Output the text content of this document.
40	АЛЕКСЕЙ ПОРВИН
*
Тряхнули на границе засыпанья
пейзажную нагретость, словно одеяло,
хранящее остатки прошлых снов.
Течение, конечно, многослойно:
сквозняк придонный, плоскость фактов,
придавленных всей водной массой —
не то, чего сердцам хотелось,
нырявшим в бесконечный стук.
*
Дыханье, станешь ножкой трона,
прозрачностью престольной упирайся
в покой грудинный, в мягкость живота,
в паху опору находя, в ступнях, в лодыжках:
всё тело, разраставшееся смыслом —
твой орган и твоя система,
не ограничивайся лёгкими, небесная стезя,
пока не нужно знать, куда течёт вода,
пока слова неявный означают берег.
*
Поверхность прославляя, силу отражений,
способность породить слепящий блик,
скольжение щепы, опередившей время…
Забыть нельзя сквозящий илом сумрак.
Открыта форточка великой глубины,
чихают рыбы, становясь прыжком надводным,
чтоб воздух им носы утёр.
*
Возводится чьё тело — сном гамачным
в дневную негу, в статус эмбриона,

- _Stated task_: Return all of the entries exactly as written.

- _Task answer_:
Output the text content of this document.
40	АЛЕКСЕЙ ПОРВИН
*
Тряхнули на границе засыпанья
пейзажную нагретость, словно одеяло,
хранящее остатки прошлых снов.
Течение, конечно, многослойно:
сквозняк придонный, плоскость фактов,
придавленных всей водной массой —
не то, чего сердцам хотелось,
нырявшим в бесконечный стук.
*
Дыханье, станешь ножкой трона,
прозрачностью престольной упирайся
в покой грудинный, в мягкость живота,
в паху опору находя, в ступнях, в лодыжках:
всё тело, разраставшееся смыслом —
твой орган и твоя система,
не ограничивайся лёгкими, небесная стезя,
пока не нужно знать, куда течёт вода,
пока слова неявный означают берег.
*
Поверхность прославляя, силу отражений,
способность породить слепящий блик,
скольжение щепы, опередившей время…
Забыть нельзя сквозящий илом сумрак.
Открыта форточка великой глубины,
чихают рыбы, становясь прыжком надводным,
чтоб воздух им носы утёр.
*
Возводится чьё тело — сном гамачным
в дневную негу, в статус эмбриона,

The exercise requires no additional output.